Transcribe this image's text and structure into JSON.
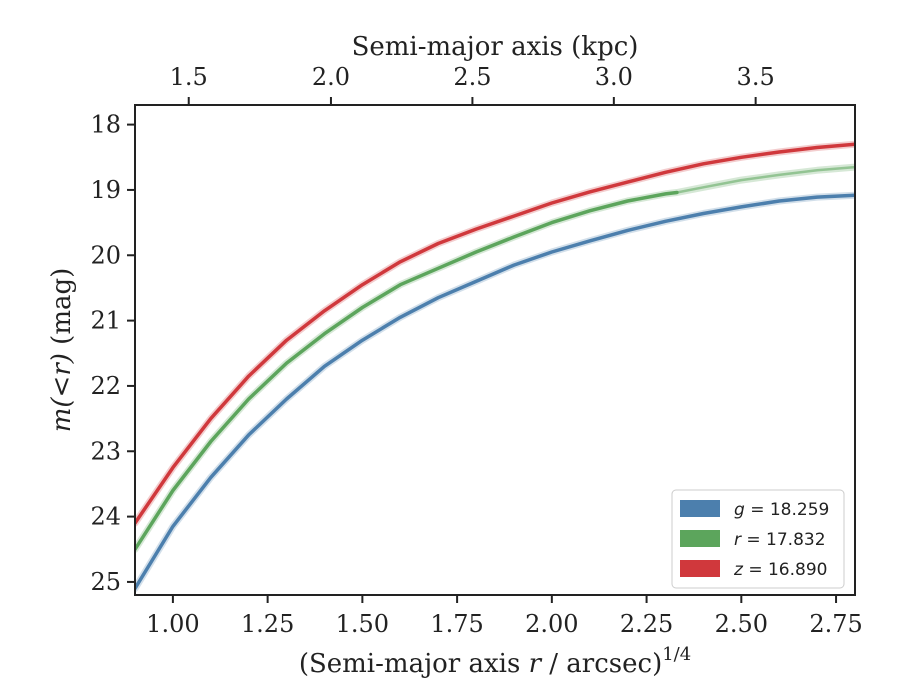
{
  "chart_data": {
    "type": "line",
    "xlabel_prefix": "(Semi-major axis ",
    "xlabel_var": "r",
    "xlabel_suffix": " / arcsec)",
    "xlabel_exp": "1/4",
    "ylabel_var": "m(<r)",
    "ylabel_suffix": " (mag)",
    "top_xlabel": "Semi-major axis (kpc)",
    "xlim": [
      0.9,
      2.8
    ],
    "ylim": [
      25.2,
      17.7
    ],
    "y_inverted": true,
    "x_ticks": [
      "1.00",
      "1.25",
      "1.50",
      "1.75",
      "2.00",
      "2.25",
      "2.50",
      "2.75"
    ],
    "x_tick_values": [
      1.0,
      1.25,
      1.5,
      1.75,
      2.0,
      2.25,
      2.5,
      2.75
    ],
    "y_ticks": [
      "18",
      "19",
      "20",
      "21",
      "22",
      "23",
      "24",
      "25"
    ],
    "y_tick_values": [
      18,
      19,
      20,
      21,
      22,
      23,
      24,
      25
    ],
    "top_ticks": [
      "1.5",
      "2.0",
      "2.5",
      "3.0",
      "3.5"
    ],
    "top_tick_positions": [
      1.0418,
      1.4171,
      1.7904,
      2.1636,
      2.5378
    ],
    "legend_position": "lower-right",
    "series": [
      {
        "name_var": "g",
        "name_value": " = 18.259",
        "color": "#4c7fad",
        "x": [
          0.9,
          1.0,
          1.1,
          1.2,
          1.3,
          1.4,
          1.5,
          1.6,
          1.7,
          1.8,
          1.9,
          2.0,
          2.1,
          2.2,
          2.3,
          2.4,
          2.5,
          2.6,
          2.7,
          2.8
        ],
        "y": [
          25.1,
          24.15,
          23.4,
          22.75,
          22.2,
          21.7,
          21.3,
          20.95,
          20.65,
          20.4,
          20.15,
          19.95,
          19.78,
          19.62,
          19.48,
          19.36,
          19.26,
          19.17,
          19.11,
          19.08
        ],
        "solid_until": 2.8
      },
      {
        "name_var": "r",
        "name_value": " = 17.832",
        "color": "#5ca55c",
        "x": [
          0.9,
          1.0,
          1.1,
          1.2,
          1.3,
          1.4,
          1.5,
          1.6,
          1.7,
          1.8,
          1.9,
          2.0,
          2.1,
          2.2,
          2.3,
          2.33,
          2.4,
          2.5,
          2.6,
          2.7,
          2.8
        ],
        "y": [
          24.5,
          23.6,
          22.85,
          22.2,
          21.65,
          21.2,
          20.8,
          20.45,
          20.2,
          19.95,
          19.72,
          19.5,
          19.32,
          19.17,
          19.06,
          19.04,
          18.96,
          18.85,
          18.77,
          18.7,
          18.65
        ],
        "solid_until": 2.33
      },
      {
        "name_var": "z",
        "name_value": " = 16.890",
        "color": "#d0383c",
        "x": [
          0.9,
          1.0,
          1.1,
          1.2,
          1.3,
          1.4,
          1.5,
          1.6,
          1.7,
          1.8,
          1.9,
          2.0,
          2.1,
          2.2,
          2.3,
          2.4,
          2.5,
          2.6,
          2.7,
          2.8
        ],
        "y": [
          24.1,
          23.25,
          22.5,
          21.85,
          21.3,
          20.85,
          20.45,
          20.1,
          19.82,
          19.6,
          19.4,
          19.2,
          19.03,
          18.88,
          18.73,
          18.6,
          18.5,
          18.42,
          18.35,
          18.3
        ],
        "solid_until": 2.8
      }
    ]
  }
}
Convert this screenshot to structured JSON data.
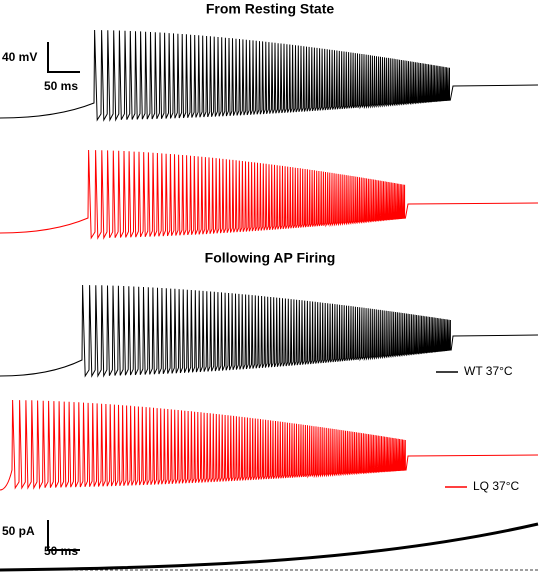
{
  "panels": [
    {
      "title": "From Resting State"
    },
    {
      "title": "Following AP Firing"
    }
  ],
  "scale_bars": {
    "voltage": {
      "y_label": "40 mV",
      "x_label": "50 ms"
    },
    "current": {
      "y_label": "50 pA",
      "x_label": "50 ms"
    }
  },
  "legend": [
    {
      "label": "WT 37°C",
      "color": "#000000"
    },
    {
      "label": "LQ 37°C",
      "color": "#ff0000"
    }
  ]
}
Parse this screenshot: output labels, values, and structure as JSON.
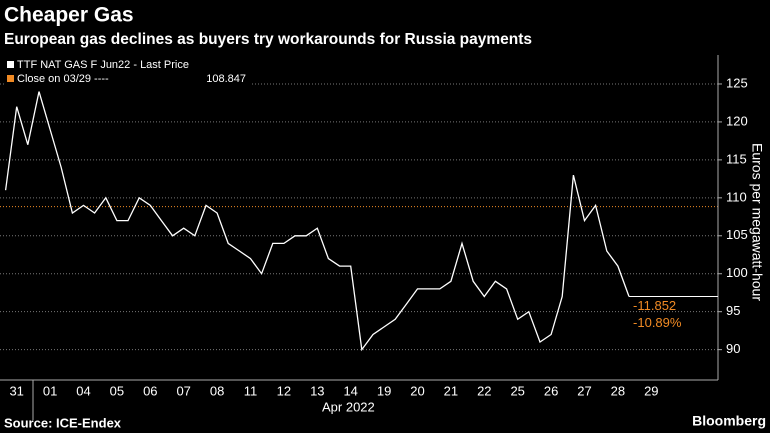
{
  "chart_data": {
    "type": "line",
    "title": "Cheaper Gas",
    "subtitle": "European gas declines as buyers try workarounds for Russia payments",
    "y_label": "Euros per megawatt-hour",
    "x_label": "Apr 2022",
    "source": "Source: ICE-Endex",
    "brand": "Bloomberg",
    "categories": [
      null,
      "31",
      null,
      null,
      "01",
      null,
      null,
      "04",
      null,
      null,
      "05",
      null,
      null,
      "06",
      null,
      null,
      "07",
      null,
      null,
      "08",
      null,
      null,
      "11",
      null,
      null,
      "12",
      null,
      null,
      "13",
      null,
      null,
      "14",
      null,
      null,
      "19",
      null,
      null,
      "20",
      null,
      null,
      "21",
      null,
      null,
      "22",
      null,
      null,
      "25",
      null,
      null,
      "26",
      null,
      null,
      "27",
      null,
      null,
      "28",
      null,
      null,
      "29",
      null
    ],
    "series": [
      {
        "name": "TTF NAT GAS F Jun22 - Last Price",
        "color": "#ffffff",
        "values": [
          111,
          122,
          117,
          124,
          119,
          114,
          108,
          109,
          108,
          110,
          107,
          107,
          110,
          109,
          107,
          105,
          106,
          105,
          109,
          108,
          104,
          103,
          102,
          100,
          104,
          104,
          105,
          105,
          106,
          102,
          101,
          101,
          90,
          92,
          93,
          94,
          96,
          98,
          98,
          98,
          99,
          104,
          99,
          97,
          99,
          98,
          94,
          95,
          91,
          92,
          97,
          113,
          107,
          109,
          103,
          101,
          97,
          null,
          null,
          null
        ]
      }
    ],
    "close": {
      "label": "Close on 03/29 ----",
      "value": 108.847,
      "color": "#f08a24"
    },
    "annotations": [
      "-11.852",
      "-10.89%"
    ],
    "ylim": [
      86,
      127.5
    ],
    "yticks": [
      90,
      95,
      100,
      105,
      110,
      115,
      120,
      125
    ],
    "grid": true
  }
}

WHAT THIS TASK INVOLVES: Pull out every line above that holds the word "axis".

WRITTEN SOLUTION:
    "xlabel_prefix": "(Semi-major axis ",
    "top_xlabel": "Semi-major axis (kpc)",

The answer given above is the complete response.